Problem to solve — Find each line holding the word "الارض" and give the total alone.

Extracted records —
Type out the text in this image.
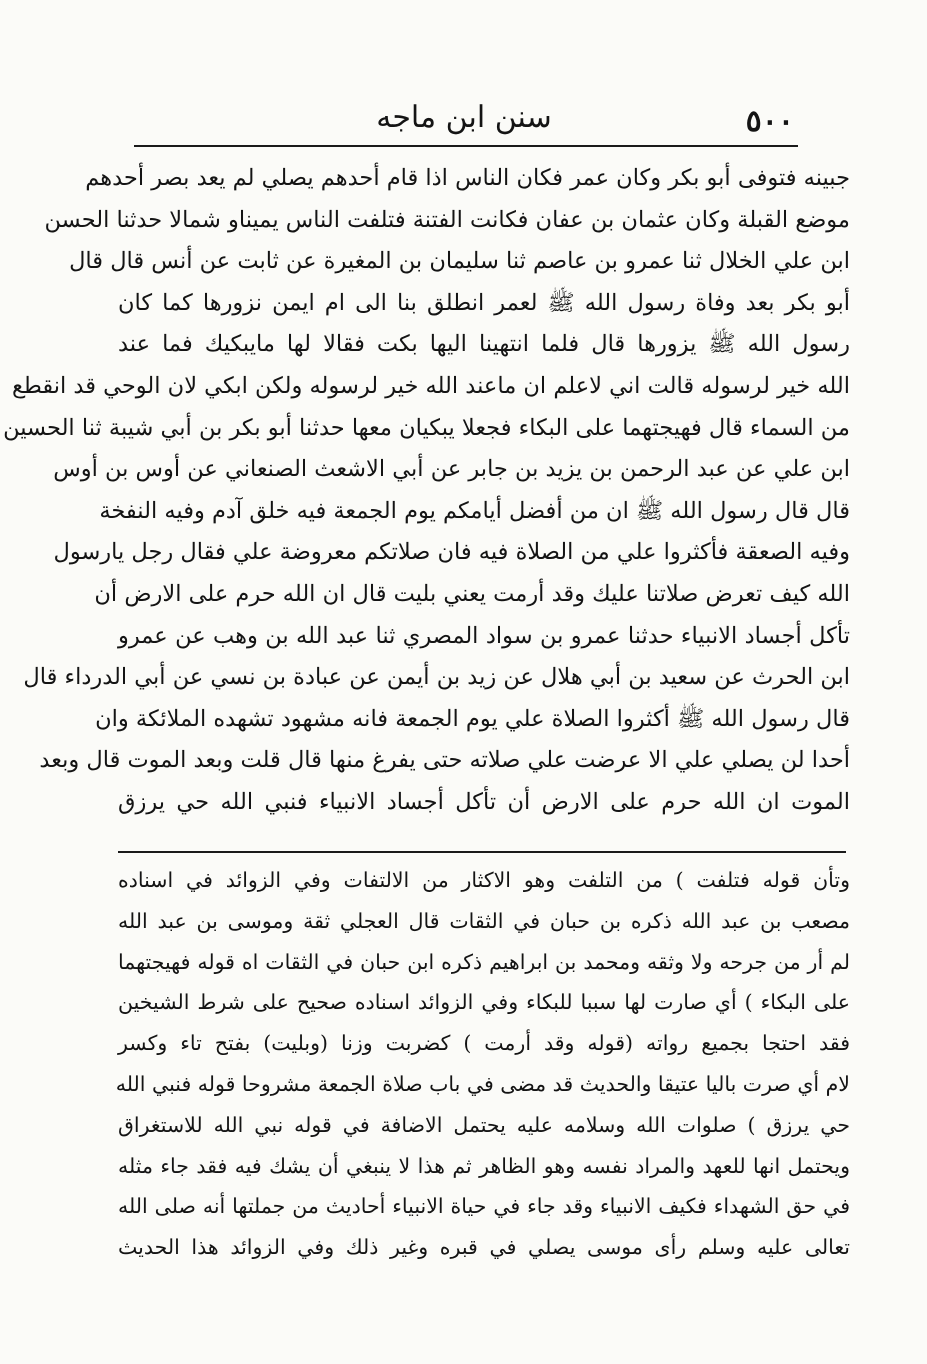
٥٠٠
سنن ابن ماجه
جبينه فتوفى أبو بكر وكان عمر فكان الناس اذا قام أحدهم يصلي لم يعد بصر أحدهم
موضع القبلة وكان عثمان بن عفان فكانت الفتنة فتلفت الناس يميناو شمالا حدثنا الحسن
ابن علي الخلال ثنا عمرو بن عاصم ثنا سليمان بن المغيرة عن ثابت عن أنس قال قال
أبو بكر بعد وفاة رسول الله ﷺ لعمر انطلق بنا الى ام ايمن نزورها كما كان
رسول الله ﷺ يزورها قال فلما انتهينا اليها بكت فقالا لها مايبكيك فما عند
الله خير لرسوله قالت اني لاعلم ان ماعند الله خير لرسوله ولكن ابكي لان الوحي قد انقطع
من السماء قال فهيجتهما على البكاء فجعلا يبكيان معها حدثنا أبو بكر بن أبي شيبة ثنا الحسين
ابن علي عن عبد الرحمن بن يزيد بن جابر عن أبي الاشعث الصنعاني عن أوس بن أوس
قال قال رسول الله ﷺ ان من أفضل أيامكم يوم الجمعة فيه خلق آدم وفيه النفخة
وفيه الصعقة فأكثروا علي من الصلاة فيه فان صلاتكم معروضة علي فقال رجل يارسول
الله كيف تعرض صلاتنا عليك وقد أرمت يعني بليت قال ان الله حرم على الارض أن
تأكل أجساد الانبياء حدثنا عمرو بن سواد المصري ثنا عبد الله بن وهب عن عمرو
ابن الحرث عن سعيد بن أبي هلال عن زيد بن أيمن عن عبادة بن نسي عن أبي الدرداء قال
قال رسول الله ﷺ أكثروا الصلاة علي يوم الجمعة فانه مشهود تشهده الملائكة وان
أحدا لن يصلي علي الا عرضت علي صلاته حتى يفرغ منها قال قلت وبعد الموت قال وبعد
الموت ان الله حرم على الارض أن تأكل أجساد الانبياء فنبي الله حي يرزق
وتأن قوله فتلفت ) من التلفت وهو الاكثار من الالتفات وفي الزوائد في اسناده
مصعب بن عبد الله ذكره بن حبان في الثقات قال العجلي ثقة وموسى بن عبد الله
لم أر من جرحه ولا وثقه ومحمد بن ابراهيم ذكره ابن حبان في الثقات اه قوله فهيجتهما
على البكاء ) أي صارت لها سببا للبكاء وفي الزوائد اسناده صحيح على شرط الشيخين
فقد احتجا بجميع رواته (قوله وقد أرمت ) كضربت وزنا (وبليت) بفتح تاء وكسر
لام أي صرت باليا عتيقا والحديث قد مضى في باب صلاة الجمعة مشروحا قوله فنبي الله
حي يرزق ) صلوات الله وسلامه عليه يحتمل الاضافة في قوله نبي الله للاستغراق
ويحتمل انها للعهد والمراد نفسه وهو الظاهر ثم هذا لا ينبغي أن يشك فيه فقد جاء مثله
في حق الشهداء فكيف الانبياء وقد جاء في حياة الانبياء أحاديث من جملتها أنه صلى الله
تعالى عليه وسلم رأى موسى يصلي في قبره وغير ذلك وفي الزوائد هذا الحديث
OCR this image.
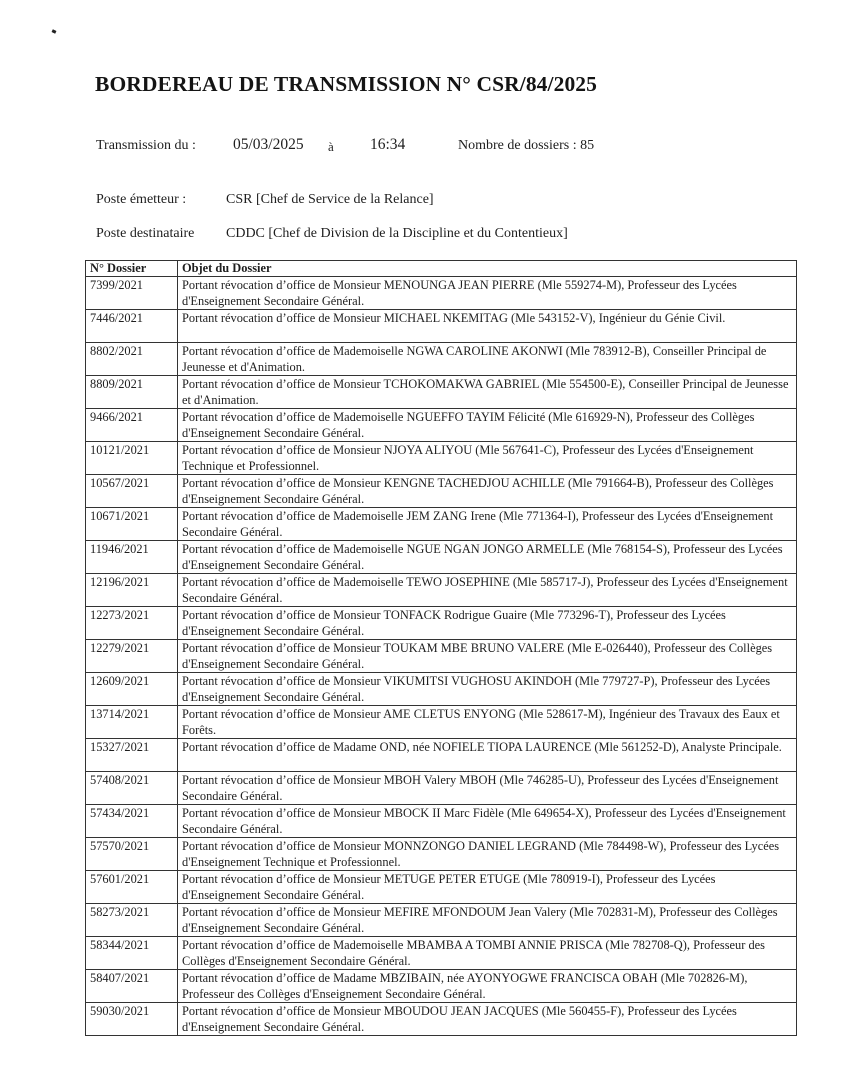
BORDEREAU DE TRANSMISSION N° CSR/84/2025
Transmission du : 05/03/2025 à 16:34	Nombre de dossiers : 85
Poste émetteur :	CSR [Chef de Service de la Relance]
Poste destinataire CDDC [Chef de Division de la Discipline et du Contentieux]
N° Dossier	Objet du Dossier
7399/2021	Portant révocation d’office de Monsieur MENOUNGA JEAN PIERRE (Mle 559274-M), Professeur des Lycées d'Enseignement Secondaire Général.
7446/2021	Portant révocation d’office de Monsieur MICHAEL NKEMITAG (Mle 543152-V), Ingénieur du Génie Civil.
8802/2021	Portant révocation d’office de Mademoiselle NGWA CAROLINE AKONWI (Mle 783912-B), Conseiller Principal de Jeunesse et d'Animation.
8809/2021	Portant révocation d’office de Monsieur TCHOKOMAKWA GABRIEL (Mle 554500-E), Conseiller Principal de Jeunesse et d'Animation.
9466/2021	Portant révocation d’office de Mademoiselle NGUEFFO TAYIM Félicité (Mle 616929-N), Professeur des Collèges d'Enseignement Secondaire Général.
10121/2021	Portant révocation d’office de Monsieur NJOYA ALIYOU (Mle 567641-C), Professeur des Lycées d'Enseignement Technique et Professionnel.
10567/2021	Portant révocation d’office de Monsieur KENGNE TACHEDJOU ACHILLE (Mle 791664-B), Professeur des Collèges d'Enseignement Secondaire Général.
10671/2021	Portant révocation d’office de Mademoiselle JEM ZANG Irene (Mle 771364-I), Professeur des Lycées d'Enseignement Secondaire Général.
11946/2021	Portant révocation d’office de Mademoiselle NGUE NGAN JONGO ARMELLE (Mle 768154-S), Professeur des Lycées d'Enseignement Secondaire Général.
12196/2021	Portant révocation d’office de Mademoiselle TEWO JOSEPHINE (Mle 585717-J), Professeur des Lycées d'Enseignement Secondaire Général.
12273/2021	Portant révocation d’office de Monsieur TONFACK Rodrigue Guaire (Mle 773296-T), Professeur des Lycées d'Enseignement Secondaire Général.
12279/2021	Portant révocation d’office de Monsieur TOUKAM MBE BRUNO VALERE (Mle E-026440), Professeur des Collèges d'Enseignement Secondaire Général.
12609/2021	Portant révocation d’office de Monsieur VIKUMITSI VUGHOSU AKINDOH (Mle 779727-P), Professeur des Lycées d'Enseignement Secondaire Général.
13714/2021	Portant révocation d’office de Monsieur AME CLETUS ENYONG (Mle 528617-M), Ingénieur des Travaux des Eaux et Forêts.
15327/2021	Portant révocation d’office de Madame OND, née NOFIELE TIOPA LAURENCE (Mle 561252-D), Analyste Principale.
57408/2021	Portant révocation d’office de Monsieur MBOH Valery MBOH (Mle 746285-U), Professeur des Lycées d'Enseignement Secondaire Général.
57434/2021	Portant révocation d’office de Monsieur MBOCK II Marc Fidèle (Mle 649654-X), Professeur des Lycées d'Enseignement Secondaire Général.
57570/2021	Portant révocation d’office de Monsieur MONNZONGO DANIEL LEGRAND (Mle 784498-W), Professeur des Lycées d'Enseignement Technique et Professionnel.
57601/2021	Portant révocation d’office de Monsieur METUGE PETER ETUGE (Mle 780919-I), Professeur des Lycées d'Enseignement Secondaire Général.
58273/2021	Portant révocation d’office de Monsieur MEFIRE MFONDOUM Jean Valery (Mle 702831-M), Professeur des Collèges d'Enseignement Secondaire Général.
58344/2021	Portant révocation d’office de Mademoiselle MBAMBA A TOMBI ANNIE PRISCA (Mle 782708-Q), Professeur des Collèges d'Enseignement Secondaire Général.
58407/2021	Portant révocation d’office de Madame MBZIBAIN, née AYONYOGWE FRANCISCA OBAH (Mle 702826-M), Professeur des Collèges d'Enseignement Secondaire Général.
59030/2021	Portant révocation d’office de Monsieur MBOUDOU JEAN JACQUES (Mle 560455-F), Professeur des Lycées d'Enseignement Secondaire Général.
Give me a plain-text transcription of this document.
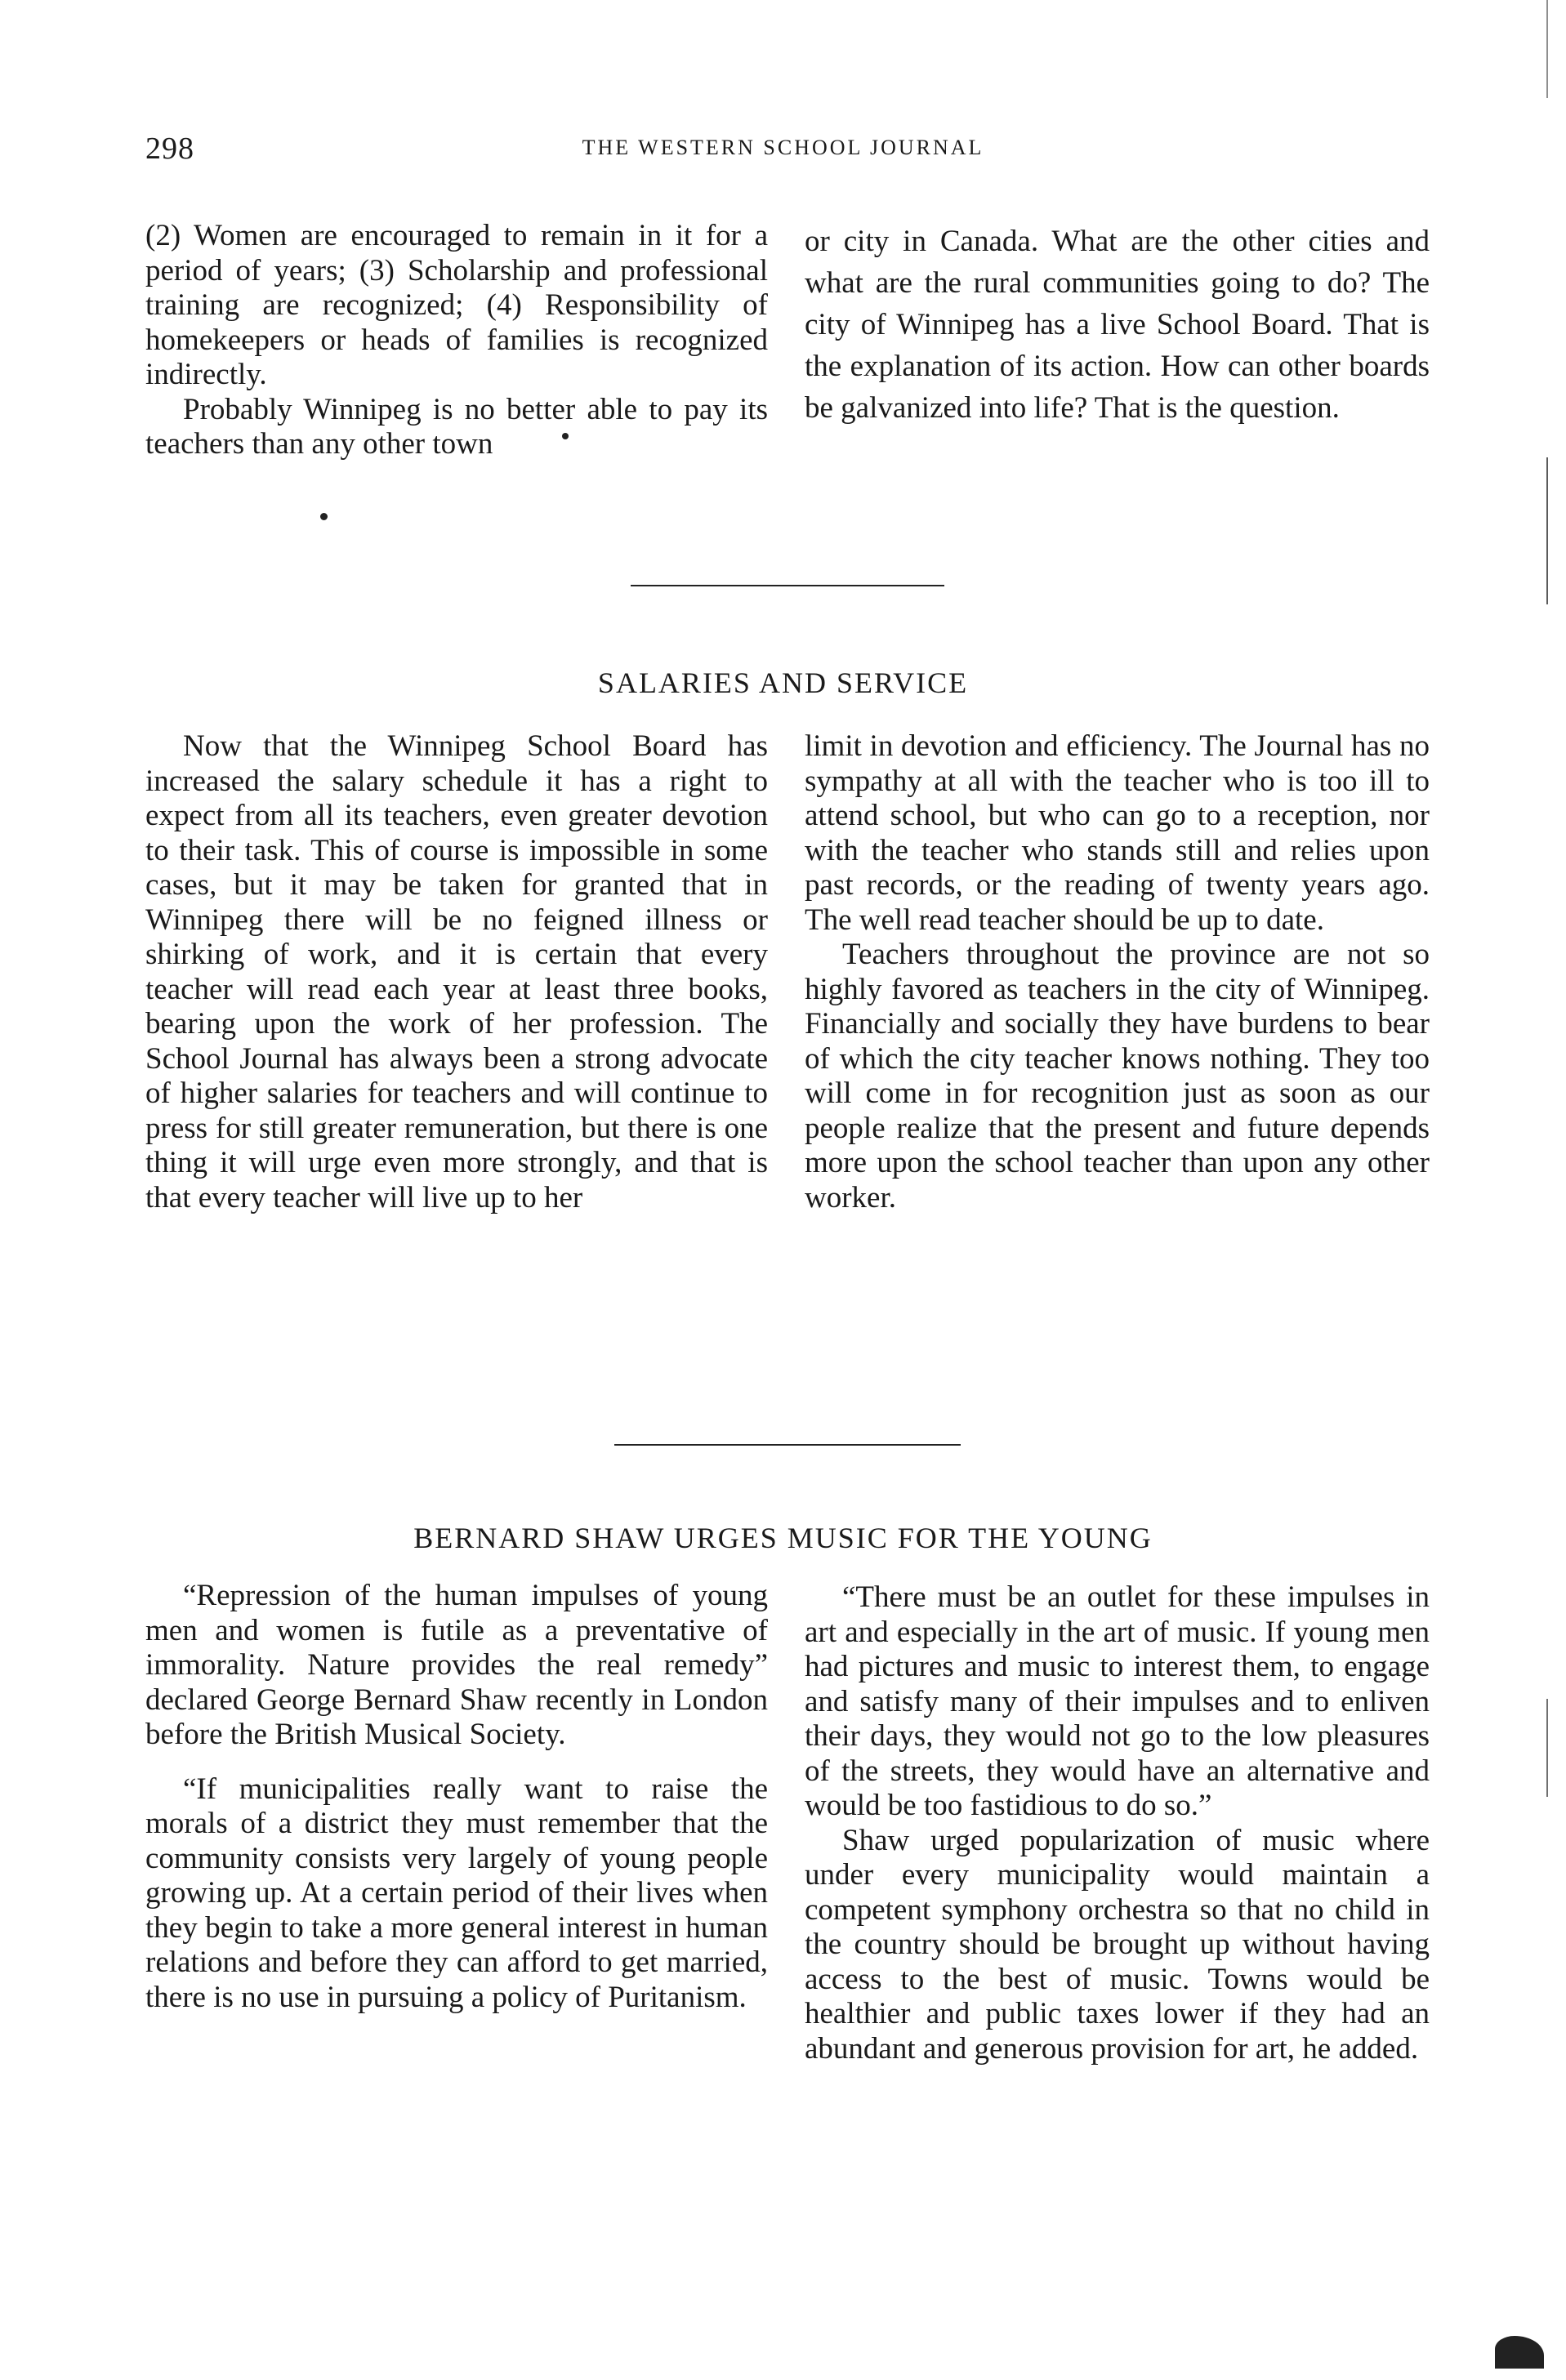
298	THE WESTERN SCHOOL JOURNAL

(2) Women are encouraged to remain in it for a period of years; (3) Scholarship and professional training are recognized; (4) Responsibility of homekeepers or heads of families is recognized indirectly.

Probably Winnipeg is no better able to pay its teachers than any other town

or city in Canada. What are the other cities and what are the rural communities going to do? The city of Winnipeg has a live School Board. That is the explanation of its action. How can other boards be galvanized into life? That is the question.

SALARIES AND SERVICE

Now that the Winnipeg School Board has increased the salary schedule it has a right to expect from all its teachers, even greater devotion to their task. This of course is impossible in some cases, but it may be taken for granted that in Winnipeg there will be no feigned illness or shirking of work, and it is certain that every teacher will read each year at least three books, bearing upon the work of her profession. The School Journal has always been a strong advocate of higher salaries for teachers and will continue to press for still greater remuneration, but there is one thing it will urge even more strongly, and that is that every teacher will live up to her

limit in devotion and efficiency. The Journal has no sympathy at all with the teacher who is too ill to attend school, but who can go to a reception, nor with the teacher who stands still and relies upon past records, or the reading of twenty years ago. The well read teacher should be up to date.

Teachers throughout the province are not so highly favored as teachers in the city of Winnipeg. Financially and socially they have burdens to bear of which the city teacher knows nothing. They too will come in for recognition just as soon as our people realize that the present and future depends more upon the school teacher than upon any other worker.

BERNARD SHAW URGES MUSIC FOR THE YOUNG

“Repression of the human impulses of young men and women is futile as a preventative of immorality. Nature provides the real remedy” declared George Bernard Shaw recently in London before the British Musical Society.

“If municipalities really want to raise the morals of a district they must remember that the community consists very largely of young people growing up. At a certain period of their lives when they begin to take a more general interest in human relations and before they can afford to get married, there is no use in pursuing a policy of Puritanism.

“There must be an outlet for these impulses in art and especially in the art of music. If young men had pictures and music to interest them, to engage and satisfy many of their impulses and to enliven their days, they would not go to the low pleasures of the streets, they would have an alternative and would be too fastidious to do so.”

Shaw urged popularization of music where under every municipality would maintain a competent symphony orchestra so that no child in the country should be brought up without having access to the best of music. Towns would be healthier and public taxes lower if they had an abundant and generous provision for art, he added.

Solution — 2